**** EXTRACTED DATA ****

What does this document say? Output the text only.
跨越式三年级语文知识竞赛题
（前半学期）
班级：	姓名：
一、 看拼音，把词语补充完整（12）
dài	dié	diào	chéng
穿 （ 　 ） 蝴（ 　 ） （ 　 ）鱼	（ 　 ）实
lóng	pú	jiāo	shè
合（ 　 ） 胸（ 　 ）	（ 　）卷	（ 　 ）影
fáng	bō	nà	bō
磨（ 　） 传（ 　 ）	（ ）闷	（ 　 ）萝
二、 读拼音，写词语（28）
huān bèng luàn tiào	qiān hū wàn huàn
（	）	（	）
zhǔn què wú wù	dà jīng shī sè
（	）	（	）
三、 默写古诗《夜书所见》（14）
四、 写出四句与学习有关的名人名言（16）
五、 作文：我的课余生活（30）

****

EXERCISE DESCRIPTION >>
Produce an exact copy of the whole listing.

SOLVED PROBLEM >>
What does this document say? Output the text only.
跨越式三年级语文知识竞赛题
（前半学期）
班级：	姓名：
一、 看拼音，把词语补充完整（12）
dài	dié	diào	chéng
穿 （ 　 ） 蝴（ 　 ） （ 　 ）鱼	（ 　 ）实
lóng	pú	jiāo	shè
合（ 　 ） 胸（ 　 ）	（ 　）卷	（ 　 ）影
fáng	bō	nà	bō
磨（ 　） 传（ 　 ）	（ ）闷	（ 　 ）萝
二、 读拼音，写词语（28）
huān bèng luàn tiào	qiān hū wàn huàn
（	）	（	）
zhǔn què wú wù	dà jīng shī sè
（	）	（	）
三、 默写古诗《夜书所见》（14）
四、 写出四句与学习有关的名人名言（16）
五、 作文：我的课余生活（30）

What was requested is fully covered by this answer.